PROVIDED RECORDS
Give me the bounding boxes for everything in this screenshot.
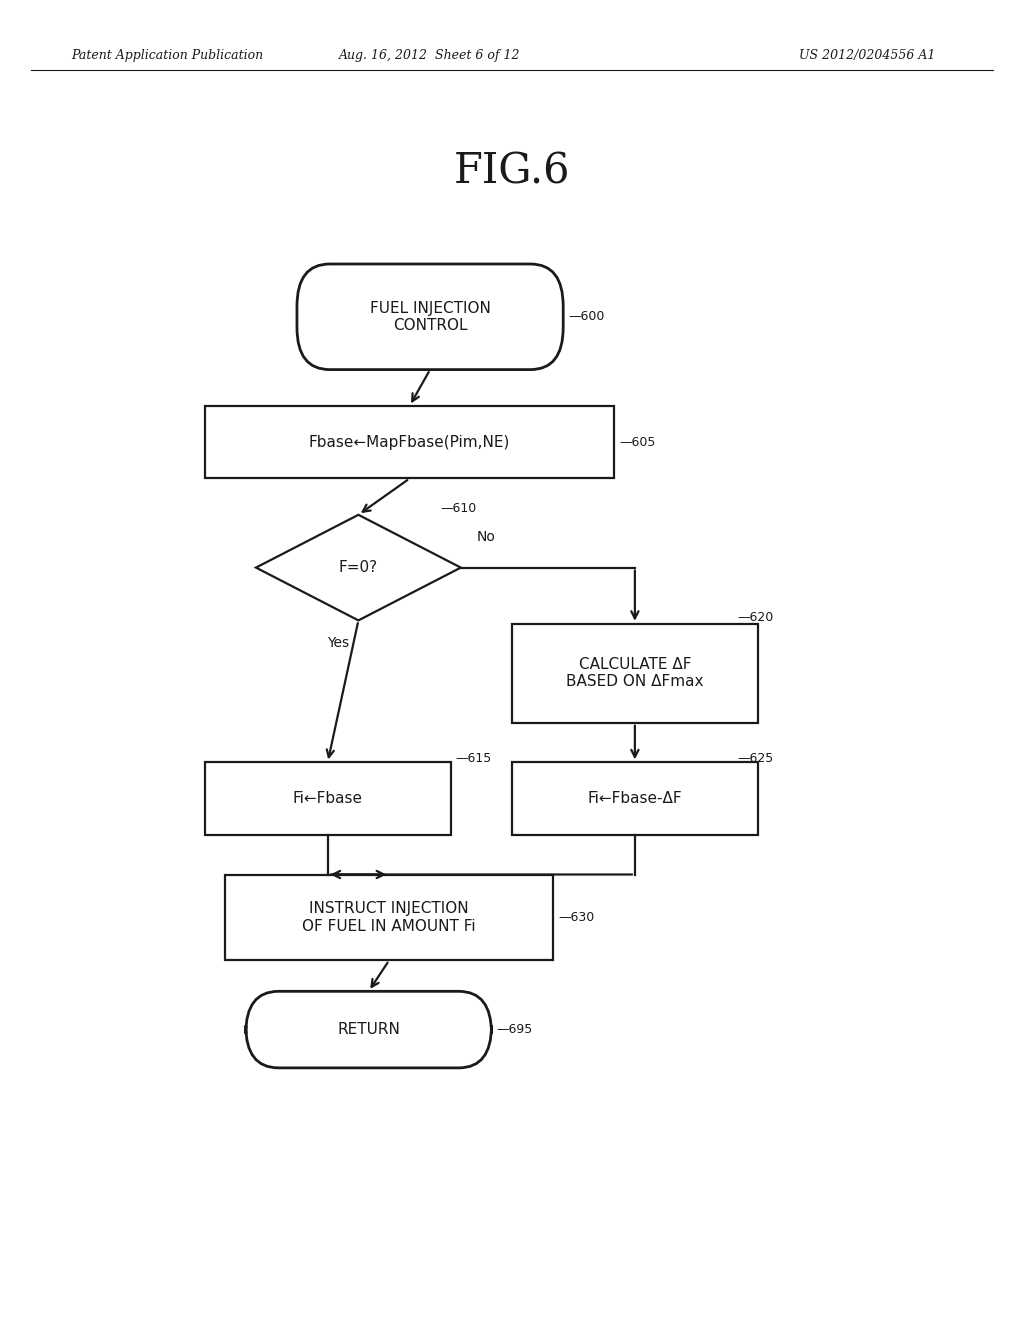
- FancyBboxPatch shape: [246, 991, 492, 1068]
- Text: Fi←Fbase-ΔF: Fi←Fbase-ΔF: [588, 791, 682, 807]
- Text: US 2012/0204556 A1: US 2012/0204556 A1: [799, 49, 935, 62]
- Text: F=0?: F=0?: [339, 560, 378, 576]
- Bar: [225, 875, 553, 961]
- Text: INSTRUCT INJECTION
OF FUEL IN AMOUNT Fi: INSTRUCT INJECTION OF FUEL IN AMOUNT Fi: [302, 902, 476, 933]
- Text: —630: —630: [558, 911, 594, 924]
- Text: —610: —610: [440, 502, 476, 515]
- Text: FUEL INJECTION
CONTROL: FUEL INJECTION CONTROL: [370, 301, 490, 333]
- Text: —600: —600: [568, 310, 605, 323]
- Polygon shape: [256, 515, 461, 620]
- Text: Fi←Fbase: Fi←Fbase: [293, 791, 362, 807]
- Bar: [205, 763, 451, 836]
- Text: —620: —620: [737, 611, 773, 624]
- Text: Fbase←MapFbase(Pim,NE): Fbase←MapFbase(Pim,NE): [309, 434, 510, 450]
- Text: Patent Application Publication: Patent Application Publication: [72, 49, 264, 62]
- Text: —615: —615: [456, 752, 492, 766]
- Text: CALCULATE ΔF
BASED ON ΔFmax: CALCULATE ΔF BASED ON ΔFmax: [566, 657, 703, 689]
- Bar: [512, 624, 758, 722]
- Bar: [512, 763, 758, 836]
- Text: RETURN: RETURN: [337, 1022, 400, 1038]
- Text: FIG.6: FIG.6: [454, 150, 570, 193]
- FancyBboxPatch shape: [297, 264, 563, 370]
- Text: No: No: [476, 529, 495, 544]
- Text: Aug. 16, 2012  Sheet 6 of 12: Aug. 16, 2012 Sheet 6 of 12: [339, 49, 521, 62]
- Text: —605: —605: [620, 436, 656, 449]
- Text: Yes: Yes: [327, 636, 349, 651]
- Bar: [205, 405, 614, 478]
- Text: —695: —695: [497, 1023, 532, 1036]
- Text: —625: —625: [737, 752, 773, 766]
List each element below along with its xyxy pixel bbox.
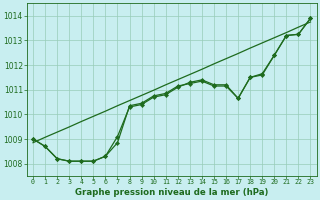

OBJECTIVE
Return the stretch of the data from the line containing "- FancyBboxPatch shape: [246, 991, 492, 1068]" through the line containing "BASED ON ΔFmax: CALCULATE", both included, reproducing each line without any change.

OUTPUT OF THE EXERCISE
- FancyBboxPatch shape: [246, 991, 492, 1068]
- Text: Fi←Fbase-ΔF: Fi←Fbase-ΔF: [588, 791, 682, 807]
- Text: US 2012/0204556 A1: US 2012/0204556 A1: [799, 49, 935, 62]
- Text: F=0?: F=0?: [339, 560, 378, 576]
- Bar: [225, 875, 553, 961]
- Text: INSTRUCT INJECTION
OF FUEL IN AMOUNT Fi: INSTRUCT INJECTION OF FUEL IN AMOUNT Fi: [302, 902, 476, 933]
- Text: —630: —630: [558, 911, 594, 924]
- Text: —610: —610: [440, 502, 476, 515]
- Text: FUEL INJECTION
CONTROL: FUEL INJECTION CONTROL: [370, 301, 490, 333]
- Text: —600: —600: [568, 310, 605, 323]
- Polygon shape: [256, 515, 461, 620]
- Text: Fi←Fbase: Fi←Fbase: [293, 791, 362, 807]
- Bar: [205, 763, 451, 836]
- Text: —620: —620: [737, 611, 773, 624]
- Text: Fbase←MapFbase(Pim,NE): Fbase←MapFbase(Pim,NE): [309, 434, 510, 450]
- Text: Patent Application Publication: Patent Application Publication: [72, 49, 264, 62]
- Text: —615: —615: [456, 752, 492, 766]
- Text: CALCULATE ΔF
BASED ON ΔFmax: CALCULATE ΔF BASED ON ΔFmax: [566, 657, 703, 689]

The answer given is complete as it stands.